Write out the records word for word, with no pictures.

★ ★ ★ ★ ★ ★ ★

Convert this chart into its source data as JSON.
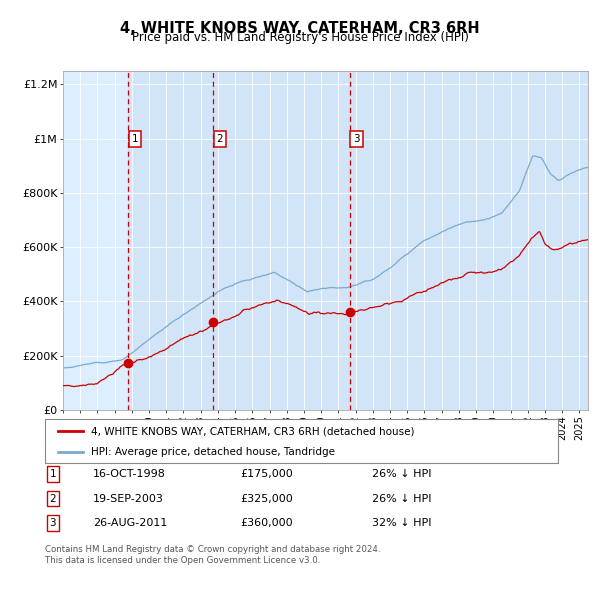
{
  "title": "4, WHITE KNOBS WAY, CATERHAM, CR3 6RH",
  "subtitle": "Price paid vs. HM Land Registry's House Price Index (HPI)",
  "legend_label_red": "4, WHITE KNOBS WAY, CATERHAM, CR3 6RH (detached house)",
  "legend_label_blue": "HPI: Average price, detached house, Tandridge",
  "transactions": [
    {
      "num": 1,
      "date": "16-OCT-1998",
      "price": 175000,
      "pct": "26%",
      "dir": "↓"
    },
    {
      "num": 2,
      "date": "19-SEP-2003",
      "price": 325000,
      "pct": "26%",
      "dir": "↓"
    },
    {
      "num": 3,
      "date": "26-AUG-2011",
      "price": 360000,
      "pct": "32%",
      "dir": "↓"
    }
  ],
  "transaction_years": [
    1998.79,
    2003.72,
    2011.65
  ],
  "transaction_prices": [
    175000,
    325000,
    360000
  ],
  "footnote1": "Contains HM Land Registry data © Crown copyright and database right 2024.",
  "footnote2": "This data is licensed under the Open Government Licence v3.0.",
  "ylim": [
    0,
    1250000
  ],
  "yticks": [
    0,
    200000,
    400000,
    600000,
    800000,
    1000000,
    1200000
  ],
  "ytick_labels": [
    "£0",
    "£200K",
    "£400K",
    "£600K",
    "£800K",
    "£1M",
    "£1.2M"
  ],
  "color_red": "#cc0000",
  "color_blue": "#7aabcf",
  "color_bg": "#ddeeff",
  "color_vline": "#cc0000",
  "start_year": 1995.0,
  "end_year": 2025.5
}
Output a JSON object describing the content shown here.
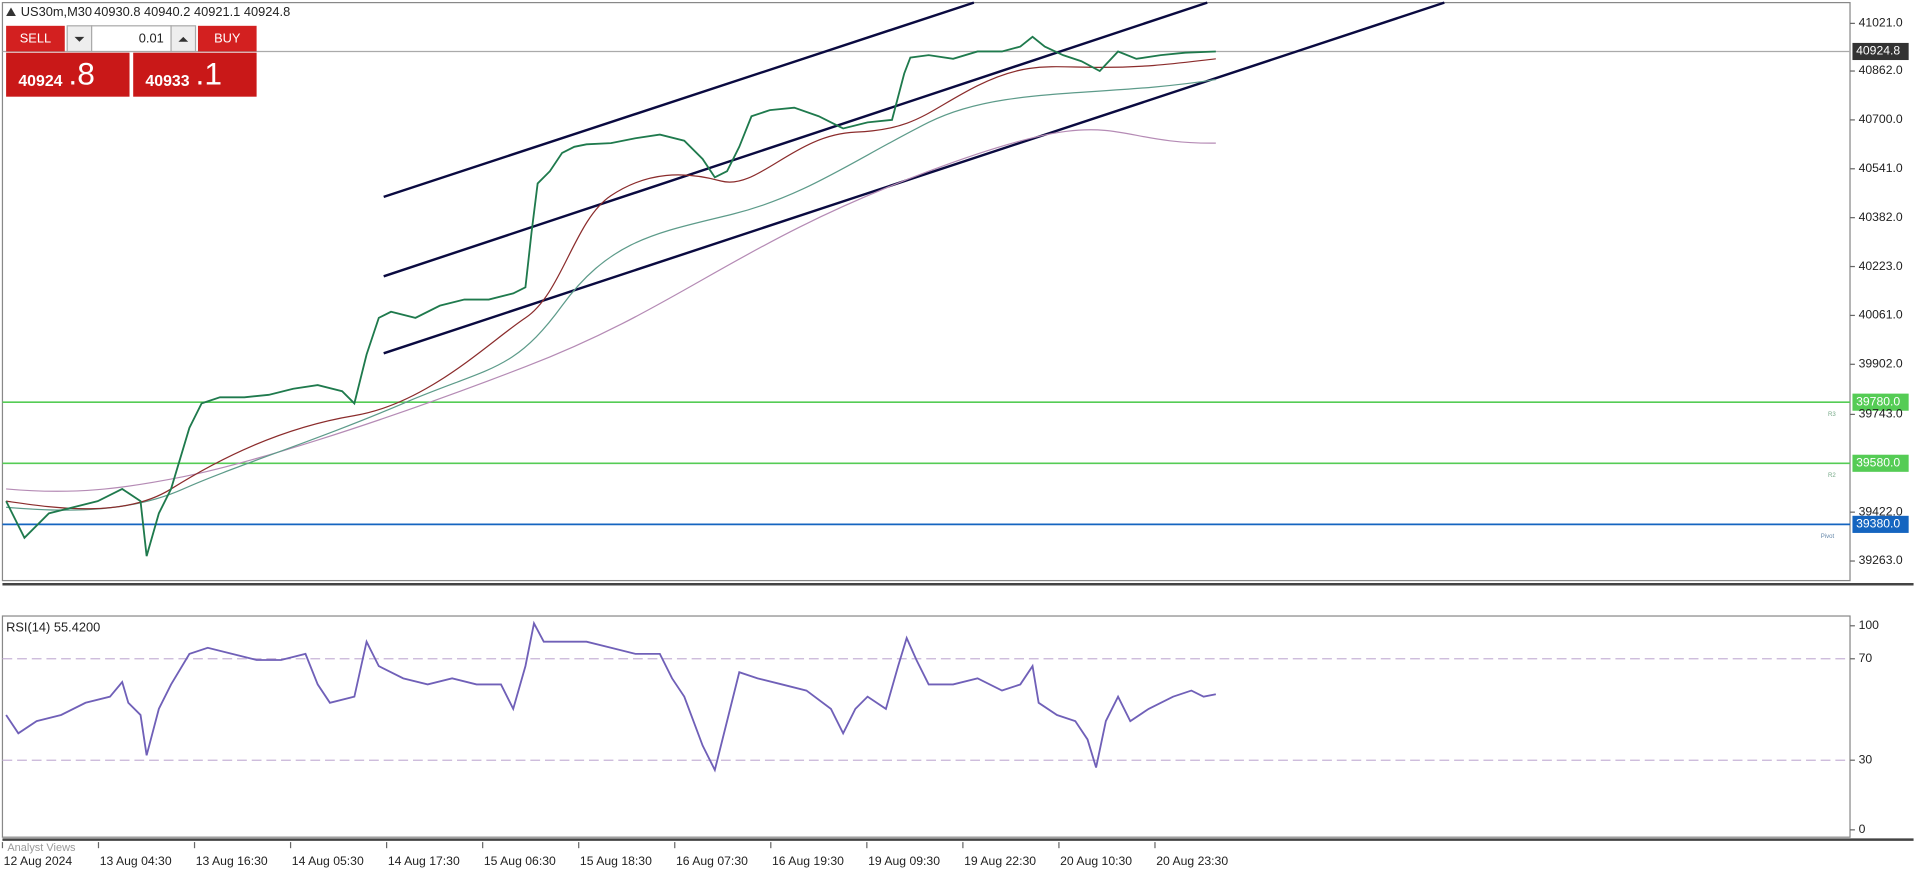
{
  "header": {
    "symbol": "US30m,M30",
    "ohlc": "40930.8 40940.2 40921.1 40924.8"
  },
  "trade_panel": {
    "sell": "SELL",
    "lot": "0.01",
    "buy": "BUY",
    "bid_main": "40924",
    "bid_frac": ".8",
    "ask_main": "40933",
    "ask_frac": ".1"
  },
  "price_axis": {
    "labels": [
      "41021.0",
      "40862.0",
      "40700.0",
      "40541.0",
      "40382.0",
      "40223.0",
      "40061.0",
      "39902.0",
      "39743.0",
      "39422.0",
      "39263.0"
    ],
    "current_price": "40924.8",
    "levels": [
      {
        "price": "39780.0",
        "tag": "R3"
      },
      {
        "price": "39580.0",
        "tag": "R2"
      },
      {
        "price": "39380.0",
        "tag": "Pivot"
      }
    ]
  },
  "rsi": {
    "title": "RSI(14) 55.4200",
    "levels": [
      "100",
      "70",
      "30",
      "0"
    ]
  },
  "time_axis": [
    "12 Aug 2024",
    "13 Aug 04:30",
    "13 Aug 16:30",
    "14 Aug 05:30",
    "14 Aug 17:30",
    "15 Aug 06:30",
    "15 Aug 18:30",
    "16 Aug 07:30",
    "16 Aug 19:30",
    "19 Aug 09:30",
    "19 Aug 22:30",
    "20 Aug 10:30",
    "20 Aug 23:30"
  ],
  "footer": {
    "tab": "Analyst Views"
  }
}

★ ★ ★ ★ ★ ★ ★

» Result:
Convert this chart into its source data as JSON.
{
  "title": "4, WHITE KNOBS WAY, CATERHAM, CR3 6RH",
  "subtitle": "Price paid vs. HM Land Registry's House Price Index (HPI)",
  "legend_label_red": "4, WHITE KNOBS WAY, CATERHAM, CR3 6RH (detached house)",
  "legend_label_blue": "HPI: Average price, detached house, Tandridge",
  "transactions": [
    {
      "num": 1,
      "date": "16-OCT-1998",
      "price": 175000,
      "pct": "26%",
      "dir": "↓"
    },
    {
      "num": 2,
      "date": "19-SEP-2003",
      "price": 325000,
      "pct": "26%",
      "dir": "↓"
    },
    {
      "num": 3,
      "date": "26-AUG-2011",
      "price": 360000,
      "pct": "32%",
      "dir": "↓"
    }
  ],
  "transaction_years": [
    1998.79,
    2003.72,
    2011.65
  ],
  "transaction_prices": [
    175000,
    325000,
    360000
  ],
  "footnote1": "Contains HM Land Registry data © Crown copyright and database right 2024.",
  "footnote2": "This data is licensed under the Open Government Licence v3.0.",
  "ylim": [
    0,
    1250000
  ],
  "yticks": [
    0,
    200000,
    400000,
    600000,
    800000,
    1000000,
    1200000
  ],
  "ytick_labels": [
    "£0",
    "£200K",
    "£400K",
    "£600K",
    "£800K",
    "£1M",
    "£1.2M"
  ],
  "color_red": "#cc0000",
  "color_blue": "#7aabcf",
  "color_bg": "#ddeeff",
  "color_vline": "#cc0000",
  "start_year": 1995.0,
  "end_year": 2025.5
}
Output a JSON object describing the content shown here.
{
  "header": {
    "symbol": "US30m,M30",
    "ohlc": "40930.8 40940.2 40921.1 40924.8"
  },
  "trade_panel": {
    "sell": "SELL",
    "lot": "0.01",
    "buy": "BUY",
    "bid_main": "40924",
    "bid_frac": ".8",
    "ask_main": "40933",
    "ask_frac": ".1"
  },
  "price_axis": {
    "labels": [
      "41021.0",
      "40862.0",
      "40700.0",
      "40541.0",
      "40382.0",
      "40223.0",
      "40061.0",
      "39902.0",
      "39743.0",
      "39422.0",
      "39263.0"
    ],
    "current_price": "40924.8",
    "levels": [
      {
        "price": "39780.0",
        "tag": "R3"
      },
      {
        "price": "39580.0",
        "tag": "R2"
      },
      {
        "price": "39380.0",
        "tag": "Pivot"
      }
    ]
  },
  "rsi": {
    "title": "RSI(14) 55.4200",
    "levels": [
      "100",
      "70",
      "30",
      "0"
    ]
  },
  "time_axis": [
    "12 Aug 2024",
    "13 Aug 04:30",
    "13 Aug 16:30",
    "14 Aug 05:30",
    "14 Aug 17:30",
    "15 Aug 06:30",
    "15 Aug 18:30",
    "16 Aug 07:30",
    "16 Aug 19:30",
    "19 Aug 09:30",
    "19 Aug 22:30",
    "20 Aug 10:30",
    "20 Aug 23:30"
  ],
  "footer": {
    "tab": "Analyst Views"
  }
}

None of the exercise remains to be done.